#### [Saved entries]
+===+

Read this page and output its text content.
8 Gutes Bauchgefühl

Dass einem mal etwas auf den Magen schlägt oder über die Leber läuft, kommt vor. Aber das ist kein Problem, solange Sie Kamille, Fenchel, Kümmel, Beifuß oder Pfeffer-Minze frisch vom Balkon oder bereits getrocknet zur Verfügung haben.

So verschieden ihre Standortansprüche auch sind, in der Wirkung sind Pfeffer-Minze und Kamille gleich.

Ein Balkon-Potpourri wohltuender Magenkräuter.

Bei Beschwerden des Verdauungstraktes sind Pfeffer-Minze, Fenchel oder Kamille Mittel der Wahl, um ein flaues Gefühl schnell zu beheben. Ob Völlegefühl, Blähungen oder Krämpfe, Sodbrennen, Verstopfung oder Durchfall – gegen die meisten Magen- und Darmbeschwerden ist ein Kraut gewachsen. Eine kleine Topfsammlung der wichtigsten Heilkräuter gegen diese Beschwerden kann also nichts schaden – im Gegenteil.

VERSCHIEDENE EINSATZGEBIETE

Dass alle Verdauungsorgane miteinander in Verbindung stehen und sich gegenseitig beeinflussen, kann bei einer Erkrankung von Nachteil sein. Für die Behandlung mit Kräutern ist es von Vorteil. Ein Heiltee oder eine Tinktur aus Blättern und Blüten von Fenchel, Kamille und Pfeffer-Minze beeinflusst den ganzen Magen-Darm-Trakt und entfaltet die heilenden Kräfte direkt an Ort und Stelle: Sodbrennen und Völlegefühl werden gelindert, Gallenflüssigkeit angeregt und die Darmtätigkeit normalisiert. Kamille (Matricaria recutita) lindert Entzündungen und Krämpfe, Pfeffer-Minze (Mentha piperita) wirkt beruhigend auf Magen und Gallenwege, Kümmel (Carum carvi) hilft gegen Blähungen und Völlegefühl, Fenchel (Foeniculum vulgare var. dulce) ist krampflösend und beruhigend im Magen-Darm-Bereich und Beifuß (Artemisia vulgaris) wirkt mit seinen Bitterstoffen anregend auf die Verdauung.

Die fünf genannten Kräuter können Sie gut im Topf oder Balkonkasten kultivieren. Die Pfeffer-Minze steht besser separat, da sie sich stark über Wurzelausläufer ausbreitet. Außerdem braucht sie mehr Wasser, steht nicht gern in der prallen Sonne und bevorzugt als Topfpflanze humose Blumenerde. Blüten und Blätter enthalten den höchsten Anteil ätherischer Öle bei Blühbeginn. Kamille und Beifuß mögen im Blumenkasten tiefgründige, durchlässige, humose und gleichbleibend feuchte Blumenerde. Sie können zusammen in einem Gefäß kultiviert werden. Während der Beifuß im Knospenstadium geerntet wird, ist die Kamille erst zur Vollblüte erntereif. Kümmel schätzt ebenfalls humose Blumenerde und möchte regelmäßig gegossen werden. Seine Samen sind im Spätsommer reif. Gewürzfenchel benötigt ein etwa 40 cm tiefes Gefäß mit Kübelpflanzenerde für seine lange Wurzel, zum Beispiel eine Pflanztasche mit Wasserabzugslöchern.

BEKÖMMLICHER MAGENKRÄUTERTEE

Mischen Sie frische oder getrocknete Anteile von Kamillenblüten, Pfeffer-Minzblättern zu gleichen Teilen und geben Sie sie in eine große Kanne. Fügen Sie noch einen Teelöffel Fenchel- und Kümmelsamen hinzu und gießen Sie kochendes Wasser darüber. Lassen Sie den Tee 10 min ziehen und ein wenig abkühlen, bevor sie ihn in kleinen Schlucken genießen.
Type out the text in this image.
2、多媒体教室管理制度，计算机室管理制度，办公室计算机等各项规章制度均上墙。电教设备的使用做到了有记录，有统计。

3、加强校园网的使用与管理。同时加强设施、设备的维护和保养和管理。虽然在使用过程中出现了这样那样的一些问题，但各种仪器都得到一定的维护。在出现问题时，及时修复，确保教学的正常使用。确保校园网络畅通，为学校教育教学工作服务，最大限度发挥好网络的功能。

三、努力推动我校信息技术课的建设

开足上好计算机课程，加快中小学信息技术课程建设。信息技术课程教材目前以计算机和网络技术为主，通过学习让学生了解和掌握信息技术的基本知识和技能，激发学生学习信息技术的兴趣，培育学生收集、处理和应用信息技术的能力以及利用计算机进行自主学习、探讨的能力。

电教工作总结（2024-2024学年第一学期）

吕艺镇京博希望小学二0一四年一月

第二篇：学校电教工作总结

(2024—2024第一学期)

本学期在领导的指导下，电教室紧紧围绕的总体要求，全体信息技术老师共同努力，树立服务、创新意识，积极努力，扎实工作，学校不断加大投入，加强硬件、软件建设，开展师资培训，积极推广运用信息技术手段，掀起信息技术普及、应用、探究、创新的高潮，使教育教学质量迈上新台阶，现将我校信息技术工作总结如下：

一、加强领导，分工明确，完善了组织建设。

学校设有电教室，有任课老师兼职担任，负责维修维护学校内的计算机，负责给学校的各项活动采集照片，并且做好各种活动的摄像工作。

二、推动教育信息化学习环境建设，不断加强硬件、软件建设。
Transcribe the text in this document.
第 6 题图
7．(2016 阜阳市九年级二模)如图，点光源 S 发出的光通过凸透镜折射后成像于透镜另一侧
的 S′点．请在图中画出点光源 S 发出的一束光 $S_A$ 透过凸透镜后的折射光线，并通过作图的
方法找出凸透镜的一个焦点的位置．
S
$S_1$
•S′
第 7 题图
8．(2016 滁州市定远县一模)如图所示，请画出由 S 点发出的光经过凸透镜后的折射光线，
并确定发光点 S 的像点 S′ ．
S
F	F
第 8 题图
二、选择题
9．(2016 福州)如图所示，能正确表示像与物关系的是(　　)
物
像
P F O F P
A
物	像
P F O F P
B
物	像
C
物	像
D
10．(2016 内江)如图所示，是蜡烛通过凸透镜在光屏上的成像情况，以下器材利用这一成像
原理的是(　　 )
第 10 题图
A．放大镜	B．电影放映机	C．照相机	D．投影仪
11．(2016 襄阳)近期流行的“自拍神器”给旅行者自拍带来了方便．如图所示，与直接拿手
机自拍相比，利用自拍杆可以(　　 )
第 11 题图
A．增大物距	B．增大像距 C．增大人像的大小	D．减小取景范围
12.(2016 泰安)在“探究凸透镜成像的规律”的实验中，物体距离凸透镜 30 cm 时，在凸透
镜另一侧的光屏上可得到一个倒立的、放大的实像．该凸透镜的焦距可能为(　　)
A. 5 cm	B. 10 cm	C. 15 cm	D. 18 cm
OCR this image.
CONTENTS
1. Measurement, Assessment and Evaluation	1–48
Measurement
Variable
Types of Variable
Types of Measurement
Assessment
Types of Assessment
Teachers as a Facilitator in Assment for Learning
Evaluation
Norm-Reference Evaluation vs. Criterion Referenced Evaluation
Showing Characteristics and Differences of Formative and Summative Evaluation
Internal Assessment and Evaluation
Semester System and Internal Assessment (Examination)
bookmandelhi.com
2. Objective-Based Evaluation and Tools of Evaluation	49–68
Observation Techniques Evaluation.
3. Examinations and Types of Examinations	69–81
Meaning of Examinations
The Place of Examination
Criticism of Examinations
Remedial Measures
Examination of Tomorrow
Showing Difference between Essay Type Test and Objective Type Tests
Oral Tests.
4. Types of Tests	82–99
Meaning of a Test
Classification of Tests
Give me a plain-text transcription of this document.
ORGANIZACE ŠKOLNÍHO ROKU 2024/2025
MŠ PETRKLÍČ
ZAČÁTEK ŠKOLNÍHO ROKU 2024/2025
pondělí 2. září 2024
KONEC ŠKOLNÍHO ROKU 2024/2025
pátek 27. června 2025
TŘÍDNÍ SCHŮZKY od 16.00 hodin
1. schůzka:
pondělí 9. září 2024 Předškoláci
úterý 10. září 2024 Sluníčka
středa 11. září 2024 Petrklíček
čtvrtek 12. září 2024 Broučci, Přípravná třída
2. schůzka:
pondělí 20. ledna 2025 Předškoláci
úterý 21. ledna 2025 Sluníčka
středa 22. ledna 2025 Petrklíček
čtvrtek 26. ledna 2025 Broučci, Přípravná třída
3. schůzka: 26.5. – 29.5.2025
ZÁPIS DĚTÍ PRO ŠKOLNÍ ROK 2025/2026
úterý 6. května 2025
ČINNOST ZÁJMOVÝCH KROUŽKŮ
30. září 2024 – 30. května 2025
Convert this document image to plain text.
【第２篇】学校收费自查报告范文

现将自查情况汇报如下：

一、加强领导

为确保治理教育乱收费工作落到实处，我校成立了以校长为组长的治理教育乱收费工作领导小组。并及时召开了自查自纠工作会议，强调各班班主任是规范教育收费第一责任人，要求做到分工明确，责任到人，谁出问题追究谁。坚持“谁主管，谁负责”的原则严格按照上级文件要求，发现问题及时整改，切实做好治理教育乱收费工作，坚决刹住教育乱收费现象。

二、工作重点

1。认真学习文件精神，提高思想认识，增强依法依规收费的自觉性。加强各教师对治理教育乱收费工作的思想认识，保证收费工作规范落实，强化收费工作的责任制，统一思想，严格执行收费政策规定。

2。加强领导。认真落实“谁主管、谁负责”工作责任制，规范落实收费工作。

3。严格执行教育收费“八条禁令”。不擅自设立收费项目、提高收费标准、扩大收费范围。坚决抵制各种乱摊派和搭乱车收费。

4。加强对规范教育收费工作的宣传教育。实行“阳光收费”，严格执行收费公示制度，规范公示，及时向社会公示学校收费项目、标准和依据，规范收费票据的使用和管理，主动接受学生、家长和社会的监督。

+===+

#### [Exercise]
Extract, unchanged, the closing run of lines that opens with the line containing "Give me a plain-text" and ends with the last line.

#### [Completed exercise]
Give me a plain-text transcription of this document.
ORGANIZACE ŠKOLNÍHO ROKU 2024/2025
MŠ PETRKLÍČ
ZAČÁTEK ŠKOLNÍHO ROKU 2024/2025
pondělí 2. září 2024
KONEC ŠKOLNÍHO ROKU 2024/2025
pátek 27. června 2025
TŘÍDNÍ SCHŮZKY od 16.00 hodin
1. schůzka:
pondělí 9. září 2024 Předškoláci
úterý 10. září 2024 Sluníčka
středa 11. září 2024 Petrklíček
čtvrtek 12. září 2024 Broučci, Přípravná třída
2. schůzka:
pondělí 20. ledna 2025 Předškoláci
úterý 21. ledna 2025 Sluníčka
středa 22. ledna 2025 Petrklíček
čtvrtek 26. ledna 2025 Broučci, Přípravná třída
3. schůzka: 26.5. – 29.5.2025
ZÁPIS DĚTÍ PRO ŠKOLNÍ ROK 2025/2026
úterý 6. května 2025
ČINNOST ZÁJMOVÝCH KROUŽKŮ
30. září 2024 – 30. května 2025
Convert this document image to plain text.
【第２篇】学校收费自查报告范文

现将自查情况汇报如下：

一、加强领导

为确保治理教育乱收费工作落到实处，我校成立了以校长为组长的治理教育乱收费工作领导小组。并及时召开了自查自纠工作会议，强调各班班主任是规范教育收费第一责任人，要求做到分工明确，责任到人，谁出问题追究谁。坚持“谁主管，谁负责”的原则严格按照上级文件要求，发现问题及时整改，切实做好治理教育乱收费工作，坚决刹住教育乱收费现象。

二、工作重点

1。认真学习文件精神，提高思想认识，增强依法依规收费的自觉性。加强各教师对治理教育乱收费工作的思想认识，保证收费工作规范落实，强化收费工作的责任制，统一思想，严格执行收费政策规定。

2。加强领导。认真落实“谁主管、谁负责”工作责任制，规范落实收费工作。

3。严格执行教育收费“八条禁令”。不擅自设立收费项目、提高收费标准、扩大收费范围。坚决抵制各种乱摊派和搭乱车收费。

4。加强对规范教育收费工作的宣传教育。实行“阳光收费”，严格执行收费公示制度，规范公示，及时向社会公示学校收费项目、标准和依据，规范收费票据的使用和管理，主动接受学生、家长和社会的监督。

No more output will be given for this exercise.